--- EXERCISE OBJECTIVE ---
Collect all lines below with the string "text".

Begin PROVIDED DATA

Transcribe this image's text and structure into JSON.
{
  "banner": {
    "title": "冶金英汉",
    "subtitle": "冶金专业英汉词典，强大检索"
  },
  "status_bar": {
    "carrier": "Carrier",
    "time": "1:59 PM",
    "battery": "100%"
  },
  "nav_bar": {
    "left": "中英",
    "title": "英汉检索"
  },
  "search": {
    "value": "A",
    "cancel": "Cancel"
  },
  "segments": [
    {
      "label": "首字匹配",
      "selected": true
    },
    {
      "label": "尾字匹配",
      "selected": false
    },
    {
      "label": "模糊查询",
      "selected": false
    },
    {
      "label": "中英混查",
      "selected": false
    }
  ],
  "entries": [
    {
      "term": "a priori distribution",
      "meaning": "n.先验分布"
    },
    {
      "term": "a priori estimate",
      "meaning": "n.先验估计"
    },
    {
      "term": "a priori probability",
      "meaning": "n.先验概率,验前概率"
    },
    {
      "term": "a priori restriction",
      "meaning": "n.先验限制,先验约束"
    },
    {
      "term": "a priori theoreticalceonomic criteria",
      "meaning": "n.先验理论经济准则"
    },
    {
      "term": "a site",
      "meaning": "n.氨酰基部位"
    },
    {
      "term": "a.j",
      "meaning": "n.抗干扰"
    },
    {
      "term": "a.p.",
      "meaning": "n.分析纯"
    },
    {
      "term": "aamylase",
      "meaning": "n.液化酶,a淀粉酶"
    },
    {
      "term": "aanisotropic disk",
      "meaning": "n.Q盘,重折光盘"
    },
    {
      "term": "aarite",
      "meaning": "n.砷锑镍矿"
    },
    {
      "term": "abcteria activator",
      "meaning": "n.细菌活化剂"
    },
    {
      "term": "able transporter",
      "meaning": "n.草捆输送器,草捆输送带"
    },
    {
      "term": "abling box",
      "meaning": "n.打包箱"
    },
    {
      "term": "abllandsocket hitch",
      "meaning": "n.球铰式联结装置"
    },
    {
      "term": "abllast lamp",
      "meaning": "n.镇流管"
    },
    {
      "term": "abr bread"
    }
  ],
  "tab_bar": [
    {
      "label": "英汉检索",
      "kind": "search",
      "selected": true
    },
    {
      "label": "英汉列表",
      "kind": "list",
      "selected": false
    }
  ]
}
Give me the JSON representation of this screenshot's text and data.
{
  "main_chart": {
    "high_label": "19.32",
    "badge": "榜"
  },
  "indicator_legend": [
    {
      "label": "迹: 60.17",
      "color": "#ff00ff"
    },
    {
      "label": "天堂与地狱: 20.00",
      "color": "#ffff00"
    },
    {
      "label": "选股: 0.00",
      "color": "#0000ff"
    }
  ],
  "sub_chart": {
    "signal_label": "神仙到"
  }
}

End PROVIDED DATA

--- ANSWER TO THE PROBLEM ---
Transcribe this image's text and structure into JSON.
Give me the JSON representation of this screenshot's text and data.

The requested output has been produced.